Determine which lines of the records include the word "title", and copy them.

▶

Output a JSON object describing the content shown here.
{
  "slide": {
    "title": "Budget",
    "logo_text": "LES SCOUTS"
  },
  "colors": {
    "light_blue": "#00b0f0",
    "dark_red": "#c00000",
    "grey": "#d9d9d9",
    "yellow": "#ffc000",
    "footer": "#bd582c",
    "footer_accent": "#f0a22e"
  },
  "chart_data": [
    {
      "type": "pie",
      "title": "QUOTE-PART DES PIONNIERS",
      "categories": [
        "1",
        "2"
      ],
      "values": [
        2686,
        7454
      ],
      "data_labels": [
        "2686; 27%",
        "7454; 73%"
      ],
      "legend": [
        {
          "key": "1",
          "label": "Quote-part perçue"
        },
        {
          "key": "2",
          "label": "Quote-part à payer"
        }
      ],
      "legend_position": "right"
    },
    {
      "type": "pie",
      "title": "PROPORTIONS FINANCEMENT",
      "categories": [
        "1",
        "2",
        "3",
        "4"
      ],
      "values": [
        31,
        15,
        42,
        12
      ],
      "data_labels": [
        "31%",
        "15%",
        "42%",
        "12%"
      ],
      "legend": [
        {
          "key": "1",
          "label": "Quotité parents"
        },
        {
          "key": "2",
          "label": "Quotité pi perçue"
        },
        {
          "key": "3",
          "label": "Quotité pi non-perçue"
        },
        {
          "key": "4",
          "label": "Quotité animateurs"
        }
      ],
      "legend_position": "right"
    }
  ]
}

◀

Task answer
    "title": "Budget",
      "title": "QUOTE-PART DES PIONNIERS",
      "title": "PROPORTIONS FINANCEMENT",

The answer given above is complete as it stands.